Stated task » Copy each line in which the string "xlabel" occurs.

——————————

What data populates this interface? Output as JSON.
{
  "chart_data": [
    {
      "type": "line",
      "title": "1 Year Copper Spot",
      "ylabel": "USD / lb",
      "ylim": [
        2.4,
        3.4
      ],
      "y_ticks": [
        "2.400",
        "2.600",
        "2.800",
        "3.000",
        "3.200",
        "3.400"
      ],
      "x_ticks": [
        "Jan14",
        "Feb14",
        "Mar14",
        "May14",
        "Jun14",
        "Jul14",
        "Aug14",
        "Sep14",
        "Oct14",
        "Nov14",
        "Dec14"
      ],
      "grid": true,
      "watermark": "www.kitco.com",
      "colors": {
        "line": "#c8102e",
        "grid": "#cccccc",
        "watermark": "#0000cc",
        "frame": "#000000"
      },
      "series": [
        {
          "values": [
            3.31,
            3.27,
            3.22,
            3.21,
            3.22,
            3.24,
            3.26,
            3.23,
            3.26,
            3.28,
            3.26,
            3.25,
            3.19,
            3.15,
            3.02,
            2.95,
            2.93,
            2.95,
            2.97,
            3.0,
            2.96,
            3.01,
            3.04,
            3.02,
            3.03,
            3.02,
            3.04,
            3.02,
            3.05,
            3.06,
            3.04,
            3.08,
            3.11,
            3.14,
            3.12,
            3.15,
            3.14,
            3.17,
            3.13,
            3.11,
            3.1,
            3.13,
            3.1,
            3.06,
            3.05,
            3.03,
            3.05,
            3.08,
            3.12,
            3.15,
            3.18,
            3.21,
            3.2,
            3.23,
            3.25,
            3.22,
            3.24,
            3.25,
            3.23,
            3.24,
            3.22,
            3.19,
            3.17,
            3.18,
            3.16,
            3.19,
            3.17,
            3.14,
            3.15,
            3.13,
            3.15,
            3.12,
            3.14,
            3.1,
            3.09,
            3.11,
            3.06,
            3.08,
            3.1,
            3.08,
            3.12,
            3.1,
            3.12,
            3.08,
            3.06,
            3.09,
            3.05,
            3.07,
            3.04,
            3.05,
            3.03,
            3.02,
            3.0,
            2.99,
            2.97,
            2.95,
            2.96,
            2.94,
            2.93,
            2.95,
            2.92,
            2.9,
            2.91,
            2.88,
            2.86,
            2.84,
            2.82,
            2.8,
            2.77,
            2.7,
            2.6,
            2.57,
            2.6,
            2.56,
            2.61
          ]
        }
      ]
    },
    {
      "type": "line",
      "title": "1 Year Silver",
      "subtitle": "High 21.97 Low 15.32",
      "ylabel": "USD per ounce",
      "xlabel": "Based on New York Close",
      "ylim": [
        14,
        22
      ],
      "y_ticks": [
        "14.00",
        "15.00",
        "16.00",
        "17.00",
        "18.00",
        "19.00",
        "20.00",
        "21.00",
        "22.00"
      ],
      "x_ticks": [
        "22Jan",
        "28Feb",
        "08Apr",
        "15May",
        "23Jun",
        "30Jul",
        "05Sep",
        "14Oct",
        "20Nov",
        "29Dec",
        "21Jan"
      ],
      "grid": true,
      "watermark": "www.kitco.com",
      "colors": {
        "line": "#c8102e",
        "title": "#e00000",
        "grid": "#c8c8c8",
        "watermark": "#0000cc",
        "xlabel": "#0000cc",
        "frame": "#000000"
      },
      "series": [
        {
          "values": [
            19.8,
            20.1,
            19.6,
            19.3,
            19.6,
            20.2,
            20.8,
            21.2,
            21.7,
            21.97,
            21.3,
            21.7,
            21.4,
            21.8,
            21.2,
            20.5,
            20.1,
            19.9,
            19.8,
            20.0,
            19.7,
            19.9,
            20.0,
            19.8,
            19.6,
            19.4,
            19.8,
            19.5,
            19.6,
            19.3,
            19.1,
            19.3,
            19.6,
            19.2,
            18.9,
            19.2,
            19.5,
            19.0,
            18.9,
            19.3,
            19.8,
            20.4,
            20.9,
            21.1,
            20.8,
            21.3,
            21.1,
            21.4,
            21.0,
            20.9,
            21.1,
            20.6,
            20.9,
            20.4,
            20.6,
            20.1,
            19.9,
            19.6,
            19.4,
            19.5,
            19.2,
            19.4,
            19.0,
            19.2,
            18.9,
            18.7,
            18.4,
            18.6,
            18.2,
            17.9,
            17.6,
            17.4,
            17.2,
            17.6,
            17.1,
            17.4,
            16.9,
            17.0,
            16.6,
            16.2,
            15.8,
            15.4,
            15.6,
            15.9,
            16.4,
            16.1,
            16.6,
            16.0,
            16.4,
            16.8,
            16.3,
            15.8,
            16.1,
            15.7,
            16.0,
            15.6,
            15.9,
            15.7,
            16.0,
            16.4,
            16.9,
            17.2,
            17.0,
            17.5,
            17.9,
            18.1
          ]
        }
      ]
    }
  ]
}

——————————

Exercise output »
      "xlabel": "Based on New York Close",
        "xlabel": "#0000cc",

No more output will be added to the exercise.